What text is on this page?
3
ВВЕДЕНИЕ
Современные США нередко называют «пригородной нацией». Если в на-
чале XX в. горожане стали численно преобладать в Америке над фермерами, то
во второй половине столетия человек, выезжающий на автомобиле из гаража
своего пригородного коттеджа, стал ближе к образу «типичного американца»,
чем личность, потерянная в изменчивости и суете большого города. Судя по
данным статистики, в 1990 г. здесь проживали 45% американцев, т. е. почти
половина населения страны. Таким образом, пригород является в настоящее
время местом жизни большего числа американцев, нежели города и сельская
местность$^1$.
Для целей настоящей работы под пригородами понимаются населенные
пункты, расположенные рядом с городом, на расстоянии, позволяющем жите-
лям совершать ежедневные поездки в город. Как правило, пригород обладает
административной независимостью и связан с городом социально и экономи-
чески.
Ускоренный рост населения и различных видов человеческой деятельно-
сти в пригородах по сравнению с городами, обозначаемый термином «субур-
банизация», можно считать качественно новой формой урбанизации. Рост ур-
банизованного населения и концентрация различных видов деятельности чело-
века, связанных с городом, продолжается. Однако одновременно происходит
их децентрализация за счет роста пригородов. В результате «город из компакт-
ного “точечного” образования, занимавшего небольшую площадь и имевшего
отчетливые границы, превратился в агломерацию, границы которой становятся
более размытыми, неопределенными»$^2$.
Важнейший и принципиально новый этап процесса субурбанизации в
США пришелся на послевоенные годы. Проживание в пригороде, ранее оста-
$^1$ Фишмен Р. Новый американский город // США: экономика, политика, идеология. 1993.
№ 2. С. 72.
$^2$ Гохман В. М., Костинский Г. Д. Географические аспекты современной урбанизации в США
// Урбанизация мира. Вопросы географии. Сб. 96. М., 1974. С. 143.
-.-.-
Wherever a line in the data above holds "городом", copy that line.

IN RESPONSE:
пункты, расположенные рядом с городом, на расстоянии, позволяющем жите-
административной независимостью и связан с городом социально и экономи-
века, связанных с городом, продолжается. Однако одновременно происходит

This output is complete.